| Request |
Reproduce the material below, swapping "screenshot" for "screen capture" and leaving everything else unchanged.

--- start Data provided ---

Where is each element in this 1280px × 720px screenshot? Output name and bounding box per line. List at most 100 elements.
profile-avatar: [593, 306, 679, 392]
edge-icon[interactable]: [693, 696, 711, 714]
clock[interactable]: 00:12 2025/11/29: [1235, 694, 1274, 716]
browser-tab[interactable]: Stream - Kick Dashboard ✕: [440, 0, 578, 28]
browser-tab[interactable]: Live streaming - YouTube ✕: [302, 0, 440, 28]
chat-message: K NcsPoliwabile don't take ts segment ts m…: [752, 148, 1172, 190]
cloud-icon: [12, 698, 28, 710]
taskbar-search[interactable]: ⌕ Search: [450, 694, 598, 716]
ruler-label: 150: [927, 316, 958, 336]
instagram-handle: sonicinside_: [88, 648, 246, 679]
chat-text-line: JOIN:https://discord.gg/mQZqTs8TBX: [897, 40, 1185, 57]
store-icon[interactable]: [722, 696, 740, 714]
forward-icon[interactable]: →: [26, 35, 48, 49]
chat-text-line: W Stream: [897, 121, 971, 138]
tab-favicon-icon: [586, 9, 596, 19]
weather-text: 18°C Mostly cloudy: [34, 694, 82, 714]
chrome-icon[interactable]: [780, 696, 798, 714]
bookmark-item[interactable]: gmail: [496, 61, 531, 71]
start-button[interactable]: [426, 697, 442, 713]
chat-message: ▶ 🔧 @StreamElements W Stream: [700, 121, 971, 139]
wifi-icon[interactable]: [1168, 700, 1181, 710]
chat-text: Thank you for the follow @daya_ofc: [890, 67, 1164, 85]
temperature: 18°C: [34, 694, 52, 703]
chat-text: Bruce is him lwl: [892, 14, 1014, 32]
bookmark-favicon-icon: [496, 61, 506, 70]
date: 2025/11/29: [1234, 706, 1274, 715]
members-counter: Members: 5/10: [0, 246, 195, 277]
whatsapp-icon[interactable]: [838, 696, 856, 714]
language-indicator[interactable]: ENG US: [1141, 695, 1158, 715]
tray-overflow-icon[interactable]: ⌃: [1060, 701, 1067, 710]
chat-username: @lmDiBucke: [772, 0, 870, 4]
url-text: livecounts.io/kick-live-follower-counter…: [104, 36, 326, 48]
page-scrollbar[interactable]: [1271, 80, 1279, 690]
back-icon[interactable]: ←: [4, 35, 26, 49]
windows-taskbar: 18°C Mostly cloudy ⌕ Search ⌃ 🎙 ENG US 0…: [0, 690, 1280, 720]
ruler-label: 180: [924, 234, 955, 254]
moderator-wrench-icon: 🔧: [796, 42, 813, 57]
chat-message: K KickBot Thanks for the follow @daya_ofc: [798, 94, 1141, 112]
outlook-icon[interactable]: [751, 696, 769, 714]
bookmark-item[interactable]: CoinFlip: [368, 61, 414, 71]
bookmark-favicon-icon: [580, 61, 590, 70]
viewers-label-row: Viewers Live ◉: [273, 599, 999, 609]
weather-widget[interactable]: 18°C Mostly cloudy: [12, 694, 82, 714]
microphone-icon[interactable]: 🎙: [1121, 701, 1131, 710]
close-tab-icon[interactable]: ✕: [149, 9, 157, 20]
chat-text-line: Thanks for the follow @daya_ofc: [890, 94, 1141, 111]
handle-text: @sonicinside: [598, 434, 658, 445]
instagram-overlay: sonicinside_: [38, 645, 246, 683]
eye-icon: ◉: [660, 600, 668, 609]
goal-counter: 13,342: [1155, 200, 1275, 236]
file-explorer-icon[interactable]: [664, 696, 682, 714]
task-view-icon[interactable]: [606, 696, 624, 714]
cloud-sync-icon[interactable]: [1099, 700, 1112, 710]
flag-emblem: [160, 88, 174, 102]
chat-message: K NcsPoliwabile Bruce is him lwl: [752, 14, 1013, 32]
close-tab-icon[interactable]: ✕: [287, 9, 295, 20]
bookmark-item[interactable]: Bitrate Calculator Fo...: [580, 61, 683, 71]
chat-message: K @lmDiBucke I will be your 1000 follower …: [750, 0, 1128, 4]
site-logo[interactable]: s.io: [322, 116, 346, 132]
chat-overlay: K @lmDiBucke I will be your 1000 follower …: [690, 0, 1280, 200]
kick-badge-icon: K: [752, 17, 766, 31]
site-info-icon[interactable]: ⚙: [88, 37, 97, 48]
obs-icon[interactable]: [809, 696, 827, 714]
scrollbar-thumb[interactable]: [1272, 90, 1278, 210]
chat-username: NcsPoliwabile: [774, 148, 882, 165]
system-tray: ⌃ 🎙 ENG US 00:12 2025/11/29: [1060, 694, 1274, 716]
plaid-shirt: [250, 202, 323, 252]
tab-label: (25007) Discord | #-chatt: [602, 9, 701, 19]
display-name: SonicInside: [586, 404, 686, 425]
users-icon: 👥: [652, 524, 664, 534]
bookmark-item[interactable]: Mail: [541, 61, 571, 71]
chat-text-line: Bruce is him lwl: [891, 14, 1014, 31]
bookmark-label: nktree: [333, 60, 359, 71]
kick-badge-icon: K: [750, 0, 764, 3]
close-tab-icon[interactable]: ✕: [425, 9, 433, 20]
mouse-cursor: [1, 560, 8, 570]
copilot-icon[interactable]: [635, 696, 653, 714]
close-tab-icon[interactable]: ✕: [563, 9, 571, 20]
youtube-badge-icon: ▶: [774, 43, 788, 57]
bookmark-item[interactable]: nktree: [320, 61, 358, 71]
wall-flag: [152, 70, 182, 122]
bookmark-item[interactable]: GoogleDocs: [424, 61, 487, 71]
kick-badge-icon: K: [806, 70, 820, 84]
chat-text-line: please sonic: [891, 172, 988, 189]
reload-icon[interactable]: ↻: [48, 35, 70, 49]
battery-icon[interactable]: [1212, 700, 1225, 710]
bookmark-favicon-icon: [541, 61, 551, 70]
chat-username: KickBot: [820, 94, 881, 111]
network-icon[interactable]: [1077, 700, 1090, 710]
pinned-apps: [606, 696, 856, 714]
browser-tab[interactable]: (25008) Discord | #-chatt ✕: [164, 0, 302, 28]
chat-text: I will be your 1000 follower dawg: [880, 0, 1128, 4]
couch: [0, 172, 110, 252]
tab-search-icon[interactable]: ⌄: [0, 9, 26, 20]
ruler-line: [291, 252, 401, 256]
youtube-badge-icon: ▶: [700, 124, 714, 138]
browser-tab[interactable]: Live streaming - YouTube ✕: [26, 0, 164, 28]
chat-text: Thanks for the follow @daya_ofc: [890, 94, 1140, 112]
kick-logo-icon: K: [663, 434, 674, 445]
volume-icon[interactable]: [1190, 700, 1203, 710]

--- end Data provided ---

| Exercise solution |
Where is each element in this 1280px × 720px screen capture? Output name and bounding box per line. List at most 100 elements.
profile-avatar: [593, 306, 679, 392]
edge-icon[interactable]: [693, 696, 711, 714]
clock[interactable]: 00:12 2025/11/29: [1235, 694, 1274, 716]
browser-tab[interactable]: Stream - Kick Dashboard ✕: [440, 0, 578, 28]
browser-tab[interactable]: Live streaming - YouTube ✕: [302, 0, 440, 28]
chat-message: K NcsPoliwabile don't take ts segment ts m…: [752, 148, 1172, 190]
cloud-icon: [12, 698, 28, 710]
taskbar-search[interactable]: ⌕ Search: [450, 694, 598, 716]
ruler-label: 150: [927, 316, 958, 336]
instagram-handle: sonicinside_: [88, 648, 246, 679]
chat-text-line: JOIN:https://discord.gg/mQZqTs8TBX: [897, 40, 1185, 57]
store-icon[interactable]: [722, 696, 740, 714]
forward-icon[interactable]: →: [26, 35, 48, 49]
chat-text-line: W Stream: [897, 121, 971, 138]
tab-favicon-icon: [586, 9, 596, 19]
weather-text: 18°C Mostly cloudy: [34, 694, 82, 714]
chrome-icon[interactable]: [780, 696, 798, 714]
bookmark-item[interactable]: gmail: [496, 61, 531, 71]
start-button[interactable]: [426, 697, 442, 713]
chat-message: ▶ 🔧 @StreamElements W Stream: [700, 121, 971, 139]
wifi-icon[interactable]: [1168, 700, 1181, 710]
chat-text: Thank you for the follow @daya_ofc: [890, 67, 1164, 85]
temperature: 18°C: [34, 694, 52, 703]
chat-text: Bruce is him lwl: [892, 14, 1014, 32]
bookmark-favicon-icon: [496, 61, 506, 70]
date: 2025/11/29: [1234, 706, 1274, 715]
members-counter: Members: 5/10: [0, 246, 195, 277]
whatsapp-icon[interactable]: [838, 696, 856, 714]
language-indicator[interactable]: ENG US: [1141, 695, 1158, 715]
tray-overflow-icon[interactable]: ⌃: [1060, 701, 1067, 710]
chat-username: @lmDiBucke: [772, 0, 870, 4]
url-text: livecounts.io/kick-live-follower-counter…: [104, 36, 326, 48]
page-scrollbar[interactable]: [1271, 80, 1279, 690]
back-icon[interactable]: ←: [4, 35, 26, 49]
windows-taskbar: 18°C Mostly cloudy ⌕ Search ⌃ 🎙 ENG US 0…: [0, 690, 1280, 720]
ruler-label: 180: [924, 234, 955, 254]
moderator-wrench-icon: 🔧: [796, 42, 813, 57]
chat-message: K KickBot Thanks for the follow @daya_ofc: [798, 94, 1141, 112]
outlook-icon[interactable]: [751, 696, 769, 714]
bookmark-item[interactable]: CoinFlip: [368, 61, 414, 71]
bookmark-favicon-icon: [580, 61, 590, 70]
viewers-label-row: Viewers Live ◉: [273, 599, 999, 609]
weather-widget[interactable]: 18°C Mostly cloudy: [12, 694, 82, 714]
microphone-icon[interactable]: 🎙: [1121, 701, 1131, 710]
close-tab-icon[interactable]: ✕: [149, 9, 157, 20]
chat-text-line: Thanks for the follow @daya_ofc: [890, 94, 1141, 111]
handle-text: @sonicinside: [598, 434, 658, 445]
instagram-overlay: sonicinside_: [38, 645, 246, 683]
eye-icon: ◉: [660, 600, 668, 609]
goal-counter: 13,342: [1155, 200, 1275, 236]
file-explorer-icon[interactable]: [664, 696, 682, 714]
task-view-icon[interactable]: [606, 696, 624, 714]
cloud-sync-icon[interactable]: [1099, 700, 1112, 710]
flag-emblem: [160, 88, 174, 102]
chat-message: K NcsPoliwabile Bruce is him lwl: [752, 14, 1013, 32]
close-tab-icon[interactable]: ✕: [287, 9, 295, 20]
bookmark-item[interactable]: Bitrate Calculator Fo...: [580, 61, 683, 71]
chat-message: K @lmDiBucke I will be your 1000 follower …: [750, 0, 1128, 4]
site-logo[interactable]: s.io: [322, 116, 346, 132]
chat-overlay: K @lmDiBucke I will be your 1000 follower …: [690, 0, 1280, 200]
kick-badge-icon: K: [752, 17, 766, 31]
site-info-icon[interactable]: ⚙: [88, 37, 97, 48]
obs-icon[interactable]: [809, 696, 827, 714]
scrollbar-thumb[interactable]: [1272, 90, 1278, 210]
chat-username: NcsPoliwabile: [774, 148, 882, 165]
system-tray: ⌃ 🎙 ENG US 00:12 2025/11/29: [1060, 694, 1274, 716]
plaid-shirt: [250, 202, 323, 252]
tab-label: (25007) Discord | #-chatt: [602, 9, 701, 19]
display-name: SonicInside: [586, 404, 686, 425]
users-icon: 👥: [652, 524, 664, 534]
bookmark-item[interactable]: Mail: [541, 61, 571, 71]
chat-text-line: Bruce is him lwl: [891, 14, 1014, 31]
bookmark-label: nktree: [333, 60, 359, 71]
kick-badge-icon: K: [750, 0, 764, 3]
close-tab-icon[interactable]: ✕: [425, 9, 433, 20]
mouse-cursor: [1, 560, 8, 570]
copilot-icon[interactable]: [635, 696, 653, 714]
close-tab-icon[interactable]: ✕: [563, 9, 571, 20]
youtube-badge-icon: ▶: [774, 43, 788, 57]
bookmark-item[interactable]: nktree: [320, 61, 358, 71]
wall-flag: [152, 70, 182, 122]
bookmark-item[interactable]: GoogleDocs: [424, 61, 487, 71]
kick-badge-icon: K: [806, 70, 820, 84]
chat-text-line: please sonic: [891, 172, 988, 189]
reload-icon[interactable]: ↻: [48, 35, 70, 49]
battery-icon[interactable]: [1212, 700, 1225, 710]
bookmark-favicon-icon: [541, 61, 551, 70]
chat-username: KickBot: [820, 94, 881, 111]
network-icon[interactable]: [1077, 700, 1090, 710]
pinned-apps: [606, 696, 856, 714]
browser-tab[interactable]: (25008) Discord | #-chatt ✕: [164, 0, 302, 28]
chat-text: I will be your 1000 follower dawg: [880, 0, 1128, 4]
couch: [0, 172, 110, 252]
tab-search-icon[interactable]: ⌄: [0, 9, 26, 20]
ruler-line: [291, 252, 401, 256]
youtube-badge-icon: ▶: [700, 124, 714, 138]
browser-tab[interactable]: Live streaming - YouTube ✕: [26, 0, 164, 28]
chat-text: Thanks for the follow @daya_ofc: [890, 94, 1140, 112]
kick-logo-icon: K: [663, 434, 674, 445]
volume-icon[interactable]: [1190, 700, 1203, 710]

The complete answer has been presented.